(Data listing)
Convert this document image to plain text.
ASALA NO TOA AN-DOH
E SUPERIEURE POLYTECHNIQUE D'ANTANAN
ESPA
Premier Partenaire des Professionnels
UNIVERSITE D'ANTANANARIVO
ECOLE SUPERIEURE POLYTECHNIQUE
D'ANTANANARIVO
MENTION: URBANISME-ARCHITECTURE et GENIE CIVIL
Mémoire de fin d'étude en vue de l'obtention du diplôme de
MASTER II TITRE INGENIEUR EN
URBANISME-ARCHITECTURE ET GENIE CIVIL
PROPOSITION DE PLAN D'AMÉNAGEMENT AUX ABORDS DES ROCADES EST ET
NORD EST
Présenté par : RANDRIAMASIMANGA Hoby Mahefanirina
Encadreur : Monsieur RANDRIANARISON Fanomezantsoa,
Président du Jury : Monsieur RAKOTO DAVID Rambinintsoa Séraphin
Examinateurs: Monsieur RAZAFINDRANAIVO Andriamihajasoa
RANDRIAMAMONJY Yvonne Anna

> [WHAT NEEDS TO BE DONE]: Copy out each record from above, exactly.

> [SOLUTION TO THIS EXERCISE]:
Convert this document image to plain text.
ASALA NO TOA AN-DOH
E SUPERIEURE POLYTECHNIQUE D'ANTANAN
ESPA
Premier Partenaire des Professionnels
UNIVERSITE D'ANTANANARIVO
ECOLE SUPERIEURE POLYTECHNIQUE
D'ANTANANARIVO
MENTION: URBANISME-ARCHITECTURE et GENIE CIVIL
Mémoire de fin d'étude en vue de l'obtention du diplôme de
MASTER II TITRE INGENIEUR EN
URBANISME-ARCHITECTURE ET GENIE CIVIL
PROPOSITION DE PLAN D'AMÉNAGEMENT AUX ABORDS DES ROCADES EST ET
NORD EST
Présenté par : RANDRIAMASIMANGA Hoby Mahefanirina
Encadreur : Monsieur RANDRIANARISON Fanomezantsoa,
Président du Jury : Monsieur RAKOTO DAVID Rambinintsoa Séraphin
Examinateurs: Monsieur RAZAFINDRANAIVO Andriamihajasoa
RANDRIAMAMONJY Yvonne Anna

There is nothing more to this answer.